> **PROBLEM REQUIREMENTS**
Go through the lines below. Copy those with "Ypingresult".

— BEGIN TASK DATA —

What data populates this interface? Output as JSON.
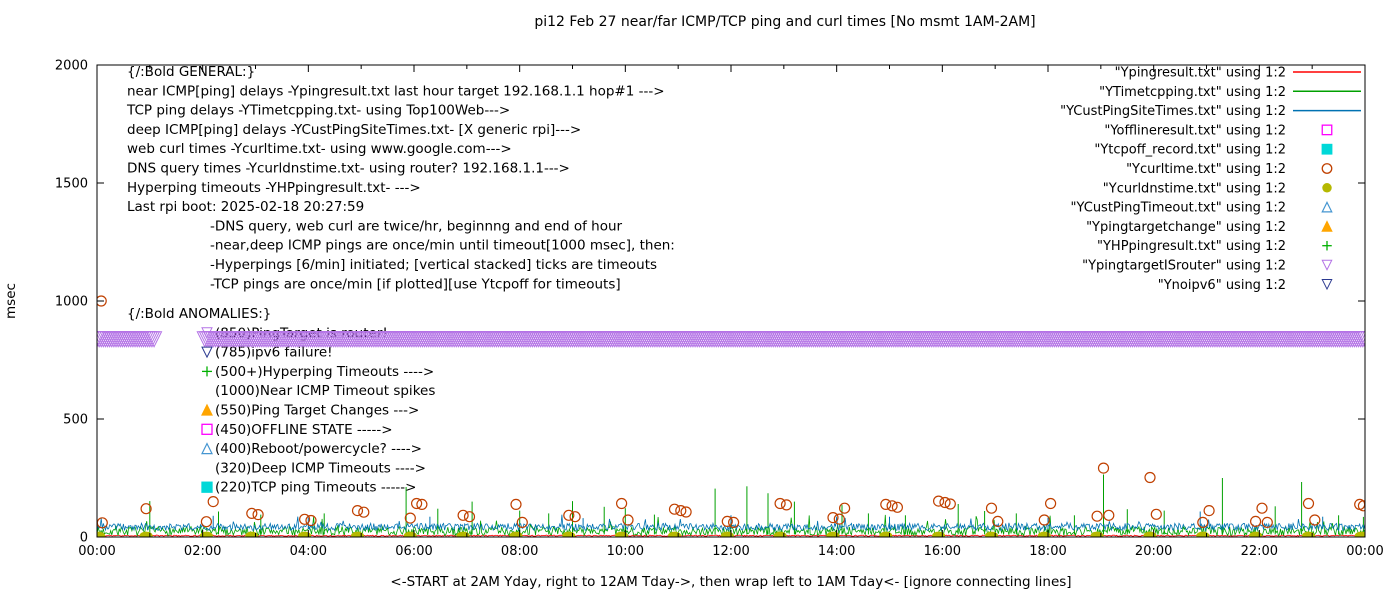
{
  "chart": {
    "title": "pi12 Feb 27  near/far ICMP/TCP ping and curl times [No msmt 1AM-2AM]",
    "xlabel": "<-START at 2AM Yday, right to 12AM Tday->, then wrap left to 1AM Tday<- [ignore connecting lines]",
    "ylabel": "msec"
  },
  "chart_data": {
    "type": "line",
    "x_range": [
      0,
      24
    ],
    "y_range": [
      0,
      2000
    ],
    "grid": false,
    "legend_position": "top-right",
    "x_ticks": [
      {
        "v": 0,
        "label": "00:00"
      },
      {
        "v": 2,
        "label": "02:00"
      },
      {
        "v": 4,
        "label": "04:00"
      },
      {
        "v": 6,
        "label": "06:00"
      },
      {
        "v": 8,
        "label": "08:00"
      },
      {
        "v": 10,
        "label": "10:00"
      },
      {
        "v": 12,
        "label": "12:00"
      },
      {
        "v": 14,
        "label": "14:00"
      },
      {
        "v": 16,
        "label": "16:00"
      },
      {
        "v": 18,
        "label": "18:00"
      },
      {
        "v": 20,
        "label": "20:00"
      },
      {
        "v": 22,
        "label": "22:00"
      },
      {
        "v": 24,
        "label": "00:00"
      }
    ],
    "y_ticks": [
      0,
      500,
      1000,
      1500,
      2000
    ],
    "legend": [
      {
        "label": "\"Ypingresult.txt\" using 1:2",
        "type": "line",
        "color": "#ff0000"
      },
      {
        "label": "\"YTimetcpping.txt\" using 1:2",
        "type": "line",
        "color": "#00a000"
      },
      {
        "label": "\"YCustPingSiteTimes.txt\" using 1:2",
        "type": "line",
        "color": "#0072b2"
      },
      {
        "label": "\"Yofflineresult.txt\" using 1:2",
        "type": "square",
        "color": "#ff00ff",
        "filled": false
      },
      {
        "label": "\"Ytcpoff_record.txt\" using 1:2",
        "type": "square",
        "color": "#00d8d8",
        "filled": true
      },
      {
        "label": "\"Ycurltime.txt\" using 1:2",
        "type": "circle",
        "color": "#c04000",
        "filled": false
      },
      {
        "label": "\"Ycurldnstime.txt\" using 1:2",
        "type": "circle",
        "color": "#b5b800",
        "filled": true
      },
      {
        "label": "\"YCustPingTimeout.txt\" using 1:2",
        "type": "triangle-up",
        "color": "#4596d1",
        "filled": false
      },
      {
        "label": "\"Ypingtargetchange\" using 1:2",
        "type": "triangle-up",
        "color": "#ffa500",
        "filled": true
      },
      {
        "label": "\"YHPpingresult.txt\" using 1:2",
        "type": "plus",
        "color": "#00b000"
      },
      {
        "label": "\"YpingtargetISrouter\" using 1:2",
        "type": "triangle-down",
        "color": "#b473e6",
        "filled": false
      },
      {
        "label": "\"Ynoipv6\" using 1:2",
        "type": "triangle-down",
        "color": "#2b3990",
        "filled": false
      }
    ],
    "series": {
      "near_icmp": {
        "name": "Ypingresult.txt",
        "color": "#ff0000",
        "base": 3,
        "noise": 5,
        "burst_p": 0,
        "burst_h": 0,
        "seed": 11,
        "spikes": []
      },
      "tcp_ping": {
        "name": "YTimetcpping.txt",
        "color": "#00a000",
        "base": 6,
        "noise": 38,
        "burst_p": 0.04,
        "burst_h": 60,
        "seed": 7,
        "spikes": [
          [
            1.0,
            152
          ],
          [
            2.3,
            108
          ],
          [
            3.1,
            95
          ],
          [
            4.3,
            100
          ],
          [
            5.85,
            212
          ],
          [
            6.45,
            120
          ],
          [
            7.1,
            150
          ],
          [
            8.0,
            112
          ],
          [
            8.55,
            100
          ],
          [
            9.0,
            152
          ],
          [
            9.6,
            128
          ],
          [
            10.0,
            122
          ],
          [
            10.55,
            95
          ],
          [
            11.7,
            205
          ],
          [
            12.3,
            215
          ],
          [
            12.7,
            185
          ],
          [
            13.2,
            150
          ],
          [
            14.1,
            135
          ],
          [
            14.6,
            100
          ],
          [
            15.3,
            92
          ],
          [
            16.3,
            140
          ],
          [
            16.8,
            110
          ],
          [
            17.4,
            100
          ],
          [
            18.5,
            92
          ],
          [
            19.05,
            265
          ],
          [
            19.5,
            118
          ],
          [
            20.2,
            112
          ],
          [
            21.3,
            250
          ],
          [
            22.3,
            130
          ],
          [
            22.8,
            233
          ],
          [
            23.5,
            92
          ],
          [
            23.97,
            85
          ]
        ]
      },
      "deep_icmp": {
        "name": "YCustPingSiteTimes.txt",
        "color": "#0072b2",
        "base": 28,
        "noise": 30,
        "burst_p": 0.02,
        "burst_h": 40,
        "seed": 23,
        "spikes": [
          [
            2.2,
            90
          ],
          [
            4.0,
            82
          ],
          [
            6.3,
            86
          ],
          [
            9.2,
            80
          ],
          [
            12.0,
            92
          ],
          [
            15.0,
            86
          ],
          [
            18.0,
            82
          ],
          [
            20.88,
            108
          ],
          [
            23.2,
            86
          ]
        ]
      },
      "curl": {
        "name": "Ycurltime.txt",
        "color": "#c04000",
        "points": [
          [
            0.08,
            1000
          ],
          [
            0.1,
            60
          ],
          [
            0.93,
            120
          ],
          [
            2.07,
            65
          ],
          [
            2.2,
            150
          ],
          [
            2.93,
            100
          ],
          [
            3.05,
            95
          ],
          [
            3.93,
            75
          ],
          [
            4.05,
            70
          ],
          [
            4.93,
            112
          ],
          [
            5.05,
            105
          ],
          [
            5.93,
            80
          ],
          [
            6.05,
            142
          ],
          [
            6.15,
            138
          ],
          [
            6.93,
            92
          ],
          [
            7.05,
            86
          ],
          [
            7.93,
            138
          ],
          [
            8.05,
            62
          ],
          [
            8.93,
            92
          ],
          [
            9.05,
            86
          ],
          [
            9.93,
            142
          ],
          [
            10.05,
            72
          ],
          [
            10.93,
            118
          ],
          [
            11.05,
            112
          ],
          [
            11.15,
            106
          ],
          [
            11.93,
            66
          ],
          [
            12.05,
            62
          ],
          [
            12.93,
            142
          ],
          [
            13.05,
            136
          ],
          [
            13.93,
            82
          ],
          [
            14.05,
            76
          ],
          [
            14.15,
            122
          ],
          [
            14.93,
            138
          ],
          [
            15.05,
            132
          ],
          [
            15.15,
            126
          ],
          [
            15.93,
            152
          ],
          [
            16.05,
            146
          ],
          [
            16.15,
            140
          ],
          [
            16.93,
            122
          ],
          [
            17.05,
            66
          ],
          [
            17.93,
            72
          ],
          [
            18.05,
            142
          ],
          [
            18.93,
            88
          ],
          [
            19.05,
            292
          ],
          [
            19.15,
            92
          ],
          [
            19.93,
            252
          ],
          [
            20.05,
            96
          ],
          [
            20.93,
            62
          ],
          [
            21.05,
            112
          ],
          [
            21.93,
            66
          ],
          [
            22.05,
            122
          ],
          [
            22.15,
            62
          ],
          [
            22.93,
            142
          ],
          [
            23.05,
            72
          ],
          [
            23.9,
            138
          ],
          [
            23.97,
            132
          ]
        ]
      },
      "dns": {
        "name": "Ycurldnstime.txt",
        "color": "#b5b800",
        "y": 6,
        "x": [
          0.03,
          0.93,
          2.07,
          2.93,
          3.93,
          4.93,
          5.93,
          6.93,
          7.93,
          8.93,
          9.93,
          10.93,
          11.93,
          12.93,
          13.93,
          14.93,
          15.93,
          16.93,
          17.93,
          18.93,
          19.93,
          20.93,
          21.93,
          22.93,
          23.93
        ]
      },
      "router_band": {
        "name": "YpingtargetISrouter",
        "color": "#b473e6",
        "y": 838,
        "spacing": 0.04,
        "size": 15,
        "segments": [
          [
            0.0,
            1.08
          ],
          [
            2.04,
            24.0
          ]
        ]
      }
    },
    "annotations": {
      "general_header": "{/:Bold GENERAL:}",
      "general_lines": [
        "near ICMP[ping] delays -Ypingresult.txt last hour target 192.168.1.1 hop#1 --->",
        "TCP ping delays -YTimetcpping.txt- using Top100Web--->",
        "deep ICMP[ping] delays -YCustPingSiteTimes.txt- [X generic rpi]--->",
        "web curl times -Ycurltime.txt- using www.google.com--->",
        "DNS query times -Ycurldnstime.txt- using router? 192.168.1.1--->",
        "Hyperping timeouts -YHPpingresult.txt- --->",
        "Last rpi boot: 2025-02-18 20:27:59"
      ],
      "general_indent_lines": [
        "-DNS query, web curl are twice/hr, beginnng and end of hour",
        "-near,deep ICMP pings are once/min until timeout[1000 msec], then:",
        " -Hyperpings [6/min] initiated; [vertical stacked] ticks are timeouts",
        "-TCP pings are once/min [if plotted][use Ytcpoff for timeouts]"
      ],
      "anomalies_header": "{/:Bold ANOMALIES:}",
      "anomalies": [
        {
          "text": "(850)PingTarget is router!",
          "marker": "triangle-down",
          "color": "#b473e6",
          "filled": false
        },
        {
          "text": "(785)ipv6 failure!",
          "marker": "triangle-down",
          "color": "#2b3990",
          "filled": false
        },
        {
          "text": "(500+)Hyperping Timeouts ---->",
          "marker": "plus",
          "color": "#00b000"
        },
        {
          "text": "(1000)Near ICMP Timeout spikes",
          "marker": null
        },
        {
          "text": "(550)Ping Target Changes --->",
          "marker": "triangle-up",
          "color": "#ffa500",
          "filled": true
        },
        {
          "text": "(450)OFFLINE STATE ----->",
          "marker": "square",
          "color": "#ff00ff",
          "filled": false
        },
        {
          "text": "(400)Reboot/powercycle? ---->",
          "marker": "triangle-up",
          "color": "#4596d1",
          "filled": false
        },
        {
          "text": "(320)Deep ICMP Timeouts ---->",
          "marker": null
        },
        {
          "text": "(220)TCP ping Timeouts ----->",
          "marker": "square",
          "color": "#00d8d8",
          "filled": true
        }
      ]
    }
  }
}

— END TASK DATA —
— BEGIN TASK DATA —

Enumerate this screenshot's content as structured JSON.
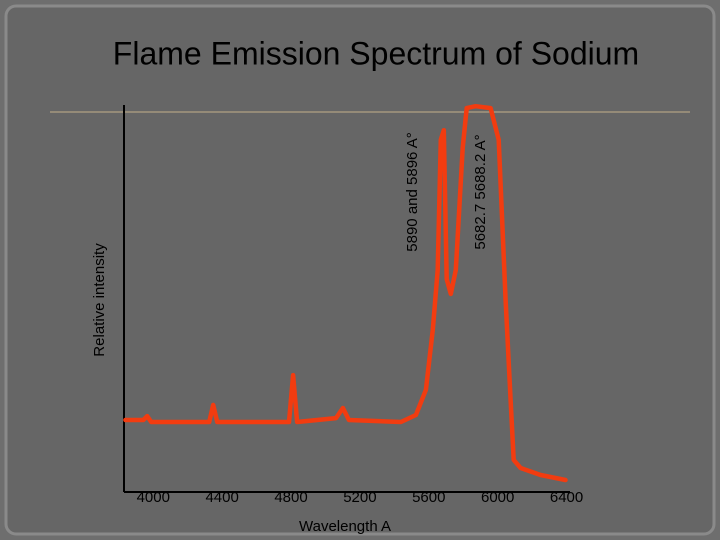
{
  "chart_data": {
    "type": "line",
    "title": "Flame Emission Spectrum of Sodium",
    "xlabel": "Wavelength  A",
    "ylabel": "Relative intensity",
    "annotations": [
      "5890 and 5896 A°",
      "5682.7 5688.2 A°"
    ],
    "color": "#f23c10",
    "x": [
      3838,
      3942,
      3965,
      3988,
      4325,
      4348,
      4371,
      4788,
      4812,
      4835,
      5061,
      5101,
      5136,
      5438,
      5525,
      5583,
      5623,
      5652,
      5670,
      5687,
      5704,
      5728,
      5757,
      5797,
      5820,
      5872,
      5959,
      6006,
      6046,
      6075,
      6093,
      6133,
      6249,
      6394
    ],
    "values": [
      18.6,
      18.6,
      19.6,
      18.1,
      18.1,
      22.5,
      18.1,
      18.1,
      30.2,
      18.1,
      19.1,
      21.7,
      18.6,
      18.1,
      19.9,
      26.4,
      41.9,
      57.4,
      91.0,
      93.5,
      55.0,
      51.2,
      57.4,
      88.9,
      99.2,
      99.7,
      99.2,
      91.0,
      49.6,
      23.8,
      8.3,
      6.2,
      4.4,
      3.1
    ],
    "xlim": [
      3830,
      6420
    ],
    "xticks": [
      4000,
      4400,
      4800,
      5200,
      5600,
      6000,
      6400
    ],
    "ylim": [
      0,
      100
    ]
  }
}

— END TASK DATA —
— BEGIN TASK DATA —

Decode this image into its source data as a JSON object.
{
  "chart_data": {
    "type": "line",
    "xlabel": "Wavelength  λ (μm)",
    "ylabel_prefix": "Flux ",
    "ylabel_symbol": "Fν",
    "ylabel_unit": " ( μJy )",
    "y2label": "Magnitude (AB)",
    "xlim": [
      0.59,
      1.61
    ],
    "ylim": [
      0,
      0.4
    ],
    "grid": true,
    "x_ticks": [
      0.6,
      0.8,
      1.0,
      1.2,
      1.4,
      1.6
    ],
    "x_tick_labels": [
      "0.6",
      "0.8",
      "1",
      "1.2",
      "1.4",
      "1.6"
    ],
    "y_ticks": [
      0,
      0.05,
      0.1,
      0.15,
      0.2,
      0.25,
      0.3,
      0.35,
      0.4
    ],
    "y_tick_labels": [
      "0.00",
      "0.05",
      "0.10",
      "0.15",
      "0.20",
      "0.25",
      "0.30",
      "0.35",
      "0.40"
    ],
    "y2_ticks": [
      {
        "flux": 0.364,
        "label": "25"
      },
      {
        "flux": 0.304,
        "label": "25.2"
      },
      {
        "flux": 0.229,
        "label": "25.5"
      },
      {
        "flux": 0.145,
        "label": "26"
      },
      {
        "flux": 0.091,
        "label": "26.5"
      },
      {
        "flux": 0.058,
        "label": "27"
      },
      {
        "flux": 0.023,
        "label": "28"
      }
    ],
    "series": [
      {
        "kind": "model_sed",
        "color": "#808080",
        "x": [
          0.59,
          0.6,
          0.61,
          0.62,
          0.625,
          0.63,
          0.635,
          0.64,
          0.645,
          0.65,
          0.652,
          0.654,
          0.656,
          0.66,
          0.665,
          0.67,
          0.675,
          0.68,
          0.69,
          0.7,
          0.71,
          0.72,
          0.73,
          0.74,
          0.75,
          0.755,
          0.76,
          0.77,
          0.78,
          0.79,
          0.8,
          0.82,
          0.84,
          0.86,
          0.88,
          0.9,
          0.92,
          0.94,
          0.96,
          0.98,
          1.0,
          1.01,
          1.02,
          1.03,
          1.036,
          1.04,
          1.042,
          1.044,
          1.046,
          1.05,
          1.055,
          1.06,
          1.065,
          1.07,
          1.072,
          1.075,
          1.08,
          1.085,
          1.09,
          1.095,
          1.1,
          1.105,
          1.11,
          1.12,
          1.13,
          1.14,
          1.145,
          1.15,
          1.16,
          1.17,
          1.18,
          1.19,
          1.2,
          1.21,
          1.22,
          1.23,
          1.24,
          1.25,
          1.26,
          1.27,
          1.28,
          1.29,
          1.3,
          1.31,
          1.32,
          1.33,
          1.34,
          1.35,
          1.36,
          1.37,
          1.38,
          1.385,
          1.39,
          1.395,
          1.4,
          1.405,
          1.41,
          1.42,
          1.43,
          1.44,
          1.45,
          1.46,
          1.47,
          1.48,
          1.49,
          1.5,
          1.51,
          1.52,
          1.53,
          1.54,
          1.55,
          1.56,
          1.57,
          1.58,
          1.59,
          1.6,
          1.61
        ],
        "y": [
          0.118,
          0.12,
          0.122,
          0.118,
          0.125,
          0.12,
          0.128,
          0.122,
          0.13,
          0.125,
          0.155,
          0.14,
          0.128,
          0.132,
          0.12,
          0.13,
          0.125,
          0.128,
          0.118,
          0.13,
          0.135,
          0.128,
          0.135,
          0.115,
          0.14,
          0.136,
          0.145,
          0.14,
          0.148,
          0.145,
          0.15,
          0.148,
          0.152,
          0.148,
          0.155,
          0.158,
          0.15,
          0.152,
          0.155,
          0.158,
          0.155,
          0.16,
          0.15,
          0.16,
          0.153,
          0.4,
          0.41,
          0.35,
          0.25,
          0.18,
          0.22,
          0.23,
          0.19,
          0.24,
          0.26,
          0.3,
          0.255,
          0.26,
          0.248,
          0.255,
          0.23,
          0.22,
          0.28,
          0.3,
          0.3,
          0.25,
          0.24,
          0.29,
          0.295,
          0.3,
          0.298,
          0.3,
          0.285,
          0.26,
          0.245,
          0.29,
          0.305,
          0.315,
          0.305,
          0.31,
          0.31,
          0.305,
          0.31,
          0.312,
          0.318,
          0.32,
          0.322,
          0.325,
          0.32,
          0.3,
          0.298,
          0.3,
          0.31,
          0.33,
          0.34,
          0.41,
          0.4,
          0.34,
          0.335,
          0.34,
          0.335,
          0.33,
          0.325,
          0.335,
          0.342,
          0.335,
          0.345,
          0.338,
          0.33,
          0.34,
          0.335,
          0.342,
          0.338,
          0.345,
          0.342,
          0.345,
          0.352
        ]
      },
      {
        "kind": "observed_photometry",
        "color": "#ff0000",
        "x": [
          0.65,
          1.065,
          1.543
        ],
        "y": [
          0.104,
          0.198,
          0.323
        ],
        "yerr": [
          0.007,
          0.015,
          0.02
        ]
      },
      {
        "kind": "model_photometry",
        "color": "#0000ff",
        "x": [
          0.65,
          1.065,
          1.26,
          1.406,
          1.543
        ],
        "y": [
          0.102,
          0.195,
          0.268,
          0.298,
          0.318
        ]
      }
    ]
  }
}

— END TASK DATA —

> **ANSWER BELOW**
        "label": "\"Ypingresult.txt\" using 1:2",
        "name": "Ypingresult.txt",
        "near ICMP[ping] delays -Ypingresult.txt last hour target 192.168.1.1 hop#1 --->",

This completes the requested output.